DIRECTIONS FOR THIS TASK:
Below are entries to reproduce exactly, apart from their pictures.
*** EXERCISE MATERIAL Section Begins ***
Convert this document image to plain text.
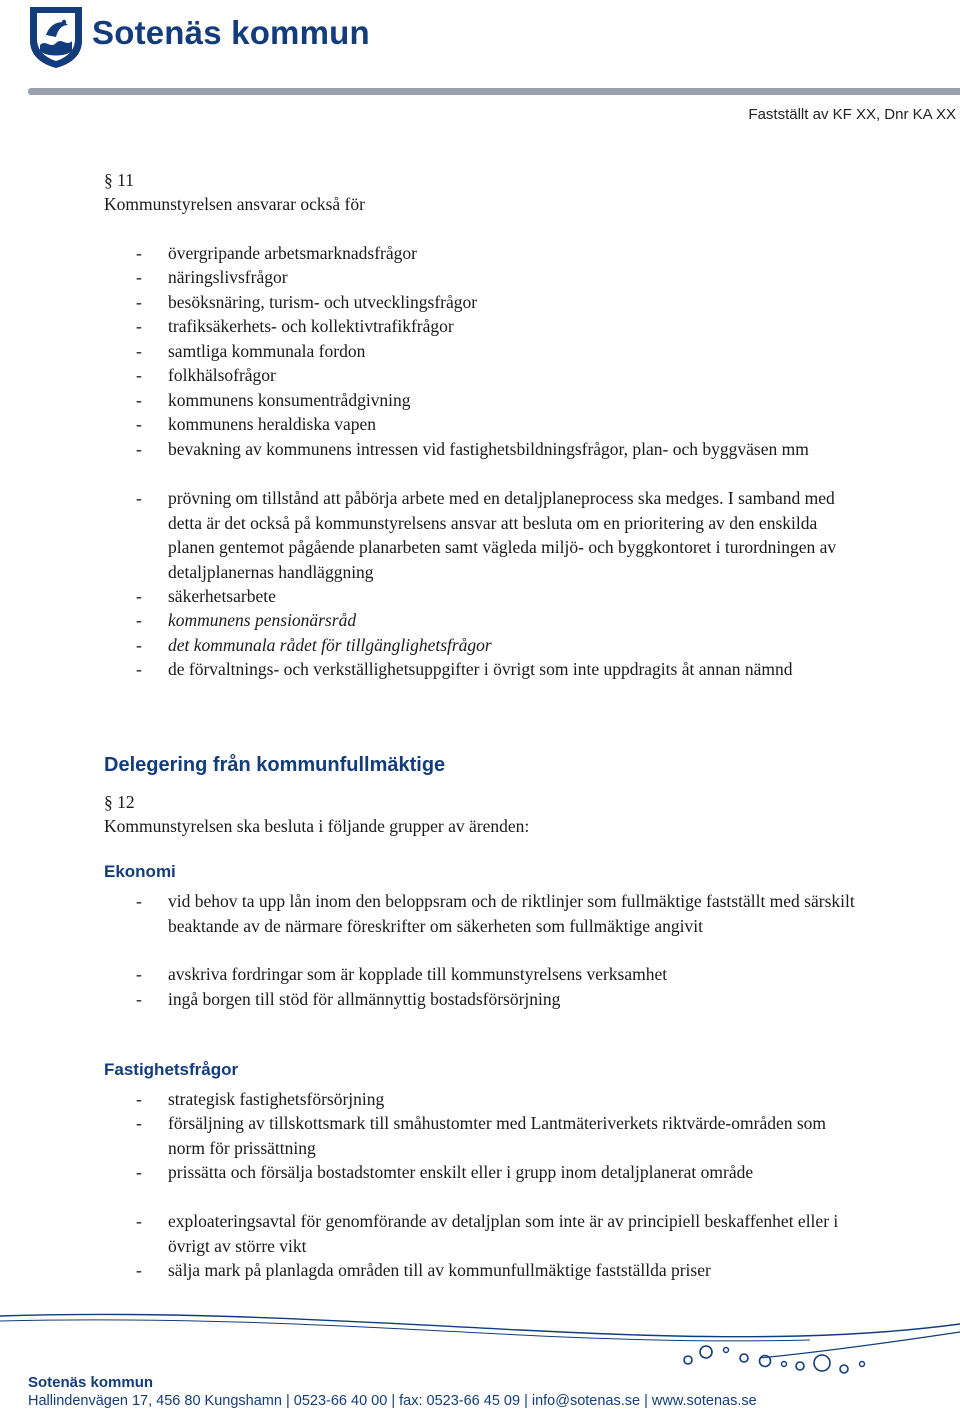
Sotenäs kommun
Fastställt av KF XX, Dnr KA XX
§ 11
Kommunstyrelsen ansvarar också för
- övergripande arbetsmarknadsfrågor
- näringslivsfrågor
- besöksnäring, turism- och utvecklingsfrågor
- trafiksäkerhets- och kollektivtrafikfrågor
- samtliga kommunala fordon
- folkhälsofrågor
- kommunens konsumentrådgivning
- kommunens heraldiska vapen
- bevakning av kommunens intressen vid fastighetsbildningsfrågor, plan- och byggväsen mm
- prövning om tillstånd att påbörja arbete med en detaljplaneprocess ska medges. I samband med detta är det också på kommunstyrelsens ansvar att besluta om en prioritering av den enskilda planen gentemot pågående planarbeten samt vägleda miljö- och byggkontoret i turordningen av detaljplanernas handläggning
- säkerhetsarbete
- kommunens pensionärsråd
- det kommunala rådet för tillgänglighetsfrågor
- de förvaltnings- och verkställighetsuppgifter i övrigt som inte uppdragits åt annan nämnd
Delegering från kommunfullmäktige
§ 12
Kommunstyrelsen ska besluta i följande grupper av ärenden:
Ekonomi
- vid behov ta upp lån inom den beloppsram och de riktlinjer som fullmäktige fastställt med särskilt beaktande av de närmare föreskrifter om säkerheten som fullmäktige angivit
- avskriva fordringar som är kopplade till kommunstyrelsens verksamhet
- ingå borgen till stöd för allmännyttig bostadsförsörjning
Fastighetsfrågor
- strategisk fastighetsförsörjning
- försäljning av tillskottsmark till småhustomter med Lantmäteriverkets riktvärde-områden som norm för prissättning
- prissätta och försälja bostadstomter enskilt eller i grupp inom detaljplanerat område
- exploateringsavtal för genomförande av detaljplan som inte är av principiell beskaffenhet eller i övrigt av större vikt
- sälja mark på planlagda områden till av kommunfullmäktige fastställda priser
Sotenäs kommun
Hallindenvägen 17, 456 80 Kungshamn | 0523-66 40 00 | fax: 0523-66 45 09 | info@sotenas.se | www.sotenas.se
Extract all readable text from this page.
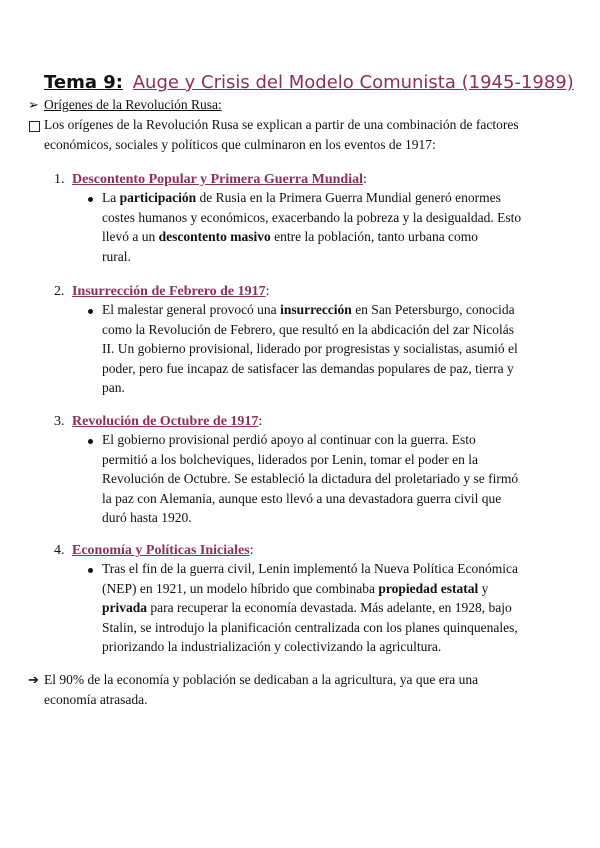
Tema 9: Auge y Crisis del Modelo Comunista (1945-1989)
➢ Orígenes de la Revolución Rusa:
Los orígenes de la Revolución Rusa se explican a partir de una combinación de factores
económicos, sociales y políticos que culminaron en los eventos de 1917:
1. Descontento Popular y Primera Guerra Mundial:
La participación de Rusia en la Primera Guerra Mundial generó enormes
costes humanos y económicos, exacerbando la pobreza y la desigualdad. Esto
llevó a un descontento masivo entre la población, tanto urbana como
rural.
2. Insurrección de Febrero de 1917:
El malestar general provocó una insurrección en San Petersburgo, conocida
como la Revolución de Febrero, que resultó en la abdicación del zar Nicolás
II. Un gobierno provisional, liderado por progresistas y socialistas, asumió el
poder, pero fue incapaz de satisfacer las demandas populares de paz, tierra y
pan.
3. Revolución de Octubre de 1917:
El gobierno provisional perdió apoyo al continuar con la guerra. Esto
permitió a los bolcheviques, liderados por Lenin, tomar el poder en la
Revolución de Octubre. Se estableció la dictadura del proletariado y se firmó
la paz con Alemania, aunque esto llevó a una devastadora guerra civil que
duró hasta 1920.
4. Economía y Políticas Iniciales:
Tras el fin de la guerra civil, Lenin implementó la Nueva Política Económica
(NEP) en 1921, un modelo híbrido que combinaba propiedad estatal y
privada para recuperar la economía devastada. Más adelante, en 1928, bajo
Stalin, se introdujo la planificación centralizada con los planes quinquenales,
priorizando la industrialización y colectivizando la agricultura.
➔ El 90% de la economía y población se dedicaban a la agricultura, ya que era una
economía atrasada.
*** EXERCISE MATERIAL Section Ends ***
RESPONSE AREA:
Convert this document image to plain text.
Sotenäs kommun
Fastställt av KF XX, Dnr KA XX
§ 11
Kommunstyrelsen ansvarar också för
- övergripande arbetsmarknadsfrågor
- näringslivsfrågor
- besöksnäring, turism- och utvecklingsfrågor
- trafiksäkerhets- och kollektivtrafikfrågor
- samtliga kommunala fordon
- folkhälsofrågor
- kommunens konsumentrådgivning
- kommunens heraldiska vapen
- bevakning av kommunens intressen vid fastighetsbildningsfrågor, plan- och byggväsen mm
- prövning om tillstånd att påbörja arbete med en detaljplaneprocess ska medges. I samband med detta är det också på kommunstyrelsens ansvar att besluta om en prioritering av den enskilda planen gentemot pågående planarbeten samt vägleda miljö- och byggkontoret i turordningen av detaljplanernas handläggning
- säkerhetsarbete
- kommunens pensionärsråd
- det kommunala rådet för tillgänglighetsfrågor
- de förvaltnings- och verkställighetsuppgifter i övrigt som inte uppdragits åt annan nämnd
Delegering från kommunfullmäktige
§ 12
Kommunstyrelsen ska besluta i följande grupper av ärenden:
Ekonomi
- vid behov ta upp lån inom den beloppsram och de riktlinjer som fullmäktige fastställt med särskilt beaktande av de närmare föreskrifter om säkerheten som fullmäktige angivit
- avskriva fordringar som är kopplade till kommunstyrelsens verksamhet
- ingå borgen till stöd för allmännyttig bostadsförsörjning
Fastighetsfrågor
- strategisk fastighetsförsörjning
- försäljning av tillskottsmark till småhustomter med Lantmäteriverkets riktvärde-områden som norm för prissättning
- prissätta och försälja bostadstomter enskilt eller i grupp inom detaljplanerat område
- exploateringsavtal för genomförande av detaljplan som inte är av principiell beskaffenhet eller i övrigt av större vikt
- sälja mark på planlagda områden till av kommunfullmäktige fastställda priser
Sotenäs kommun
Hallindenvägen 17, 456 80 Kungshamn | 0523-66 40 00 | fax: 0523-66 45 09 | info@sotenas.se | www.sotenas.se
Extract all readable text from this page.
Tema 9: Auge y Crisis del Modelo Comunista (1945-1989)
➢ Orígenes de la Revolución Rusa:
Los orígenes de la Revolución Rusa se explican a partir de una combinación de factores
económicos, sociales y políticos que culminaron en los eventos de 1917:
1. Descontento Popular y Primera Guerra Mundial:
La participación de Rusia en la Primera Guerra Mundial generó enormes
costes humanos y económicos, exacerbando la pobreza y la desigualdad. Esto
llevó a un descontento masivo entre la población, tanto urbana como
rural.
2. Insurrección de Febrero de 1917:
El malestar general provocó una insurrección en San Petersburgo, conocida
como la Revolución de Febrero, que resultó en la abdicación del zar Nicolás
II. Un gobierno provisional, liderado por progresistas y socialistas, asumió el
poder, pero fue incapaz de satisfacer las demandas populares de paz, tierra y
pan.
3. Revolución de Octubre de 1917:
El gobierno provisional perdió apoyo al continuar con la guerra. Esto
permitió a los bolcheviques, liderados por Lenin, tomar el poder en la
Revolución de Octubre. Se estableció la dictadura del proletariado y se firmó
la paz con Alemania, aunque esto llevó a una devastadora guerra civil que
duró hasta 1920.
4. Economía y Políticas Iniciales:
Tras el fin de la guerra civil, Lenin implementó la Nueva Política Económica
(NEP) en 1921, un modelo híbrido que combinaba propiedad estatal y
privada para recuperar la economía devastada. Más adelante, en 1928, bajo
Stalin, se introdujo la planificación centralizada con los planes quinquenales,
priorizando la industrialización y colectivizando la agricultura.
➔ El 90% de la economía y población se dedicaban a la agricultura, ya que era una
economía atrasada.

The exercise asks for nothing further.